• [EXERCISE BRIEF] Pull out the lines of the listing, starting with the line that contains "For every button, label, input, icon, or" and going on through the line that contains "menu-item-label: Picture bbox=[565, 147, 606, 162]", and reproduce them verbatim.

• [RECORDS TO USE]

++++++++++

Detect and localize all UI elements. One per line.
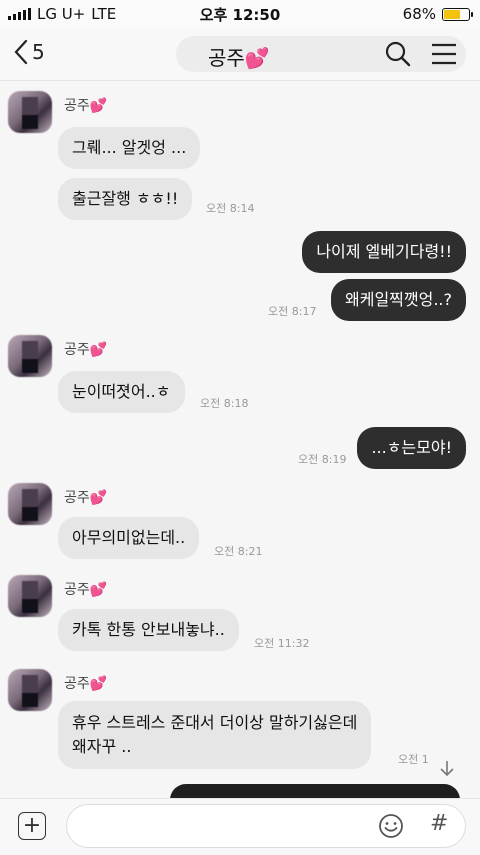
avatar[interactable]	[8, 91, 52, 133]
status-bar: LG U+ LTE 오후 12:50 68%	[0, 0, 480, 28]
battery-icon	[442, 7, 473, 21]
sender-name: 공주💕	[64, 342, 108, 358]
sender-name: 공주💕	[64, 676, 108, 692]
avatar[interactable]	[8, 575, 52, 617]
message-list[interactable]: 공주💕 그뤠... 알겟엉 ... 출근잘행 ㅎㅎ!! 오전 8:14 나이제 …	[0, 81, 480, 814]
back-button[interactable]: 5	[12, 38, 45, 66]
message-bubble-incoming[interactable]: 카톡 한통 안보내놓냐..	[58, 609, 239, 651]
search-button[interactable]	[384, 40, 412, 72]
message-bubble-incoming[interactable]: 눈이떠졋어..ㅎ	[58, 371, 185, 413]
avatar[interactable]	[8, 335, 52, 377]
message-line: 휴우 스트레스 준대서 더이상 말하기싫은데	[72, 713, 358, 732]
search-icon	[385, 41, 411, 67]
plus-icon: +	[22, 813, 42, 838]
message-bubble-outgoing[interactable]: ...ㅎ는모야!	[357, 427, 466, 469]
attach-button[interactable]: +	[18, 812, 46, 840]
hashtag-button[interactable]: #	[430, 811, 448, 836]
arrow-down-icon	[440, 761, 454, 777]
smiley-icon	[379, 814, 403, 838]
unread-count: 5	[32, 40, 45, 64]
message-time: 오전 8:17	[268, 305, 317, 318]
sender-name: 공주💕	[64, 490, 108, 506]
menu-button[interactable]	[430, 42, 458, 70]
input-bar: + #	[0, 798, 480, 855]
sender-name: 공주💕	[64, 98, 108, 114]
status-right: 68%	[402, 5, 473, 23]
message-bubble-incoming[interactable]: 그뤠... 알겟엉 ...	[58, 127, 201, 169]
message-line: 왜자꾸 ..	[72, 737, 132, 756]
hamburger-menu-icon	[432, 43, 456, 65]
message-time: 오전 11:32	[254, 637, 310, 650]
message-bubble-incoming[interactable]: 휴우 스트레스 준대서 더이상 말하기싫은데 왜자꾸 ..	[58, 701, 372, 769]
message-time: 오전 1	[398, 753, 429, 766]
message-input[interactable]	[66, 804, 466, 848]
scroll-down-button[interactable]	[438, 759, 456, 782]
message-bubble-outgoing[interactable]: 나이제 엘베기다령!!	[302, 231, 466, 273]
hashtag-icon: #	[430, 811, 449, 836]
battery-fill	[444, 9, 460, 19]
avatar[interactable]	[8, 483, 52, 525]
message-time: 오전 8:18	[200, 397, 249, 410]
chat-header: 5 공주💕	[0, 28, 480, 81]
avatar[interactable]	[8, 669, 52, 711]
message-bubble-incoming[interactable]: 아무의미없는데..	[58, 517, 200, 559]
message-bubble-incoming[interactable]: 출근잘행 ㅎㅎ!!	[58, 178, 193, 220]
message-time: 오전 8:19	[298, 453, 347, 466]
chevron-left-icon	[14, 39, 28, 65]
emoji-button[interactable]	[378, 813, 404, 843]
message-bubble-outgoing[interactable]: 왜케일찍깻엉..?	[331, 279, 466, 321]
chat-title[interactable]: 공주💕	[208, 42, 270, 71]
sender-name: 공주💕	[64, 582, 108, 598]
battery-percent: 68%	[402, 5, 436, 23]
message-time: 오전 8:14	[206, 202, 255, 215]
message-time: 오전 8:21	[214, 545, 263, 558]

++++++++++

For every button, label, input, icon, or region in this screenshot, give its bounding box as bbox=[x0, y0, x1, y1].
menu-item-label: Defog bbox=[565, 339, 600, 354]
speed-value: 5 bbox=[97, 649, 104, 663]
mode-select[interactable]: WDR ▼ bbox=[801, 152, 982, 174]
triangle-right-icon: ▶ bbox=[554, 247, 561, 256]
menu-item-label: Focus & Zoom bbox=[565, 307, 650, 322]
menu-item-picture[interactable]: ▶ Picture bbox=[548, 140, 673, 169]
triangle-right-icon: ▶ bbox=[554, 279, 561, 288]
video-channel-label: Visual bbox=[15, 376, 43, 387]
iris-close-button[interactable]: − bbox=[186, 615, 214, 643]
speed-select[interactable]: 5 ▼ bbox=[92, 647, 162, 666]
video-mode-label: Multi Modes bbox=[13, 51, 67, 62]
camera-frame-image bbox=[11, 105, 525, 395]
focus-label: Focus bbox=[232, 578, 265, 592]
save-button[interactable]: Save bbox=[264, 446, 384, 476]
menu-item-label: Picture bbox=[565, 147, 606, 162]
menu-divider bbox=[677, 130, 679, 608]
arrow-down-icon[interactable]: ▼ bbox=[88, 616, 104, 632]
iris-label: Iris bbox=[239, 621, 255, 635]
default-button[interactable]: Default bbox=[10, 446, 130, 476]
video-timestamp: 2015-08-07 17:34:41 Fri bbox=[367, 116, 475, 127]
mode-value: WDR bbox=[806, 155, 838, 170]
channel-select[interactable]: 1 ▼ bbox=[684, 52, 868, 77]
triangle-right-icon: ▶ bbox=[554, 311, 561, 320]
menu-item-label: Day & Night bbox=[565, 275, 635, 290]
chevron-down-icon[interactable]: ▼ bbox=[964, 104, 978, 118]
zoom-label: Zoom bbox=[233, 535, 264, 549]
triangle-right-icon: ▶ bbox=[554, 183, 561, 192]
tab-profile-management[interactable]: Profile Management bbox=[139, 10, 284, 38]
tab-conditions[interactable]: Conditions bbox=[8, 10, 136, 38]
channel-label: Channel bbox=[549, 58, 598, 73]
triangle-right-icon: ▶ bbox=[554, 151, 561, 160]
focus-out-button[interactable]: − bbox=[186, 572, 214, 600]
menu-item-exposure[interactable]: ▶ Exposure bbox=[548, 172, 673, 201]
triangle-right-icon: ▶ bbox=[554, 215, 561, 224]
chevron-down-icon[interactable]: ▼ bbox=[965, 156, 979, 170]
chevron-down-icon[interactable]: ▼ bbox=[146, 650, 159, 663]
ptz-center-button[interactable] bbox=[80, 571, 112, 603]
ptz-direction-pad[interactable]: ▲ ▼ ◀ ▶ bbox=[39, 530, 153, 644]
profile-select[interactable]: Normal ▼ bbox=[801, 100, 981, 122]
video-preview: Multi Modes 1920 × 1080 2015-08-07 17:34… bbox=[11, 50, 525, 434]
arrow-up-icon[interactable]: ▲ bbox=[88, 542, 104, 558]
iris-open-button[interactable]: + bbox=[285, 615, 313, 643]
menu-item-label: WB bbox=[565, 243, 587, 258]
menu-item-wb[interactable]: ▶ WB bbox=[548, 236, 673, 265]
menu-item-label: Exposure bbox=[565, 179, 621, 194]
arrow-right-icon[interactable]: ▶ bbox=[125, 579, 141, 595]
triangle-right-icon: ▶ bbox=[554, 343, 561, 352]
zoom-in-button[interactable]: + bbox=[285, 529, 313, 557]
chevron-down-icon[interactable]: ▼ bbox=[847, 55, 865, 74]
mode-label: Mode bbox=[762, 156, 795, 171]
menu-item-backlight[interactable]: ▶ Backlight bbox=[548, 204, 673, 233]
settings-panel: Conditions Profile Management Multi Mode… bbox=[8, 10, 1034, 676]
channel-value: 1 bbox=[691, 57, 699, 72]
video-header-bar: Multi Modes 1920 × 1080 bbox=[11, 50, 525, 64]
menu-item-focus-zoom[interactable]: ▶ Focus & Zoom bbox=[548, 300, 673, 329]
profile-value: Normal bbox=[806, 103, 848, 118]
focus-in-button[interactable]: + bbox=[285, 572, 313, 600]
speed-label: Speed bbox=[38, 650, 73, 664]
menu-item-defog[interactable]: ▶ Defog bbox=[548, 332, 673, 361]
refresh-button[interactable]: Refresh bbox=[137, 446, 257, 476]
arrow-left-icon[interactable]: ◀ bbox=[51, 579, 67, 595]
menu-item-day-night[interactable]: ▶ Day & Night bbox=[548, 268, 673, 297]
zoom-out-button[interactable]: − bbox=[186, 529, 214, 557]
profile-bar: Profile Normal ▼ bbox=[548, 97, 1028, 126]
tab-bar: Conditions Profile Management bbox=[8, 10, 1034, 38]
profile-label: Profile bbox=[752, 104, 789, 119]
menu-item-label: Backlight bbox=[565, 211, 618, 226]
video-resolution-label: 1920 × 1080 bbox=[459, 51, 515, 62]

++++++++++

• [EXERCISE OUTPUT]
For every button, label, input, icon, or region in this screenshot, give its bounding box as bbox=[x0, y0, x1, y1].
menu-item-label: Defog bbox=[565, 339, 600, 354]
speed-value: 5 bbox=[97, 649, 104, 663]
mode-select[interactable]: WDR ▼ bbox=[801, 152, 982, 174]
triangle-right-icon: ▶ bbox=[554, 247, 561, 256]
menu-item-label: Focus & Zoom bbox=[565, 307, 650, 322]
menu-item-picture[interactable]: ▶ Picture bbox=[548, 140, 673, 169]
triangle-right-icon: ▶ bbox=[554, 279, 561, 288]
video-channel-label: Visual bbox=[15, 376, 43, 387]
iris-close-button[interactable]: − bbox=[186, 615, 214, 643]
speed-select[interactable]: 5 ▼ bbox=[92, 647, 162, 666]
video-mode-label: Multi Modes bbox=[13, 51, 67, 62]
camera-frame-image bbox=[11, 105, 525, 395]
focus-label: Focus bbox=[232, 578, 265, 592]
save-button[interactable]: Save bbox=[264, 446, 384, 476]
menu-item-label: Picture bbox=[565, 147, 606, 162]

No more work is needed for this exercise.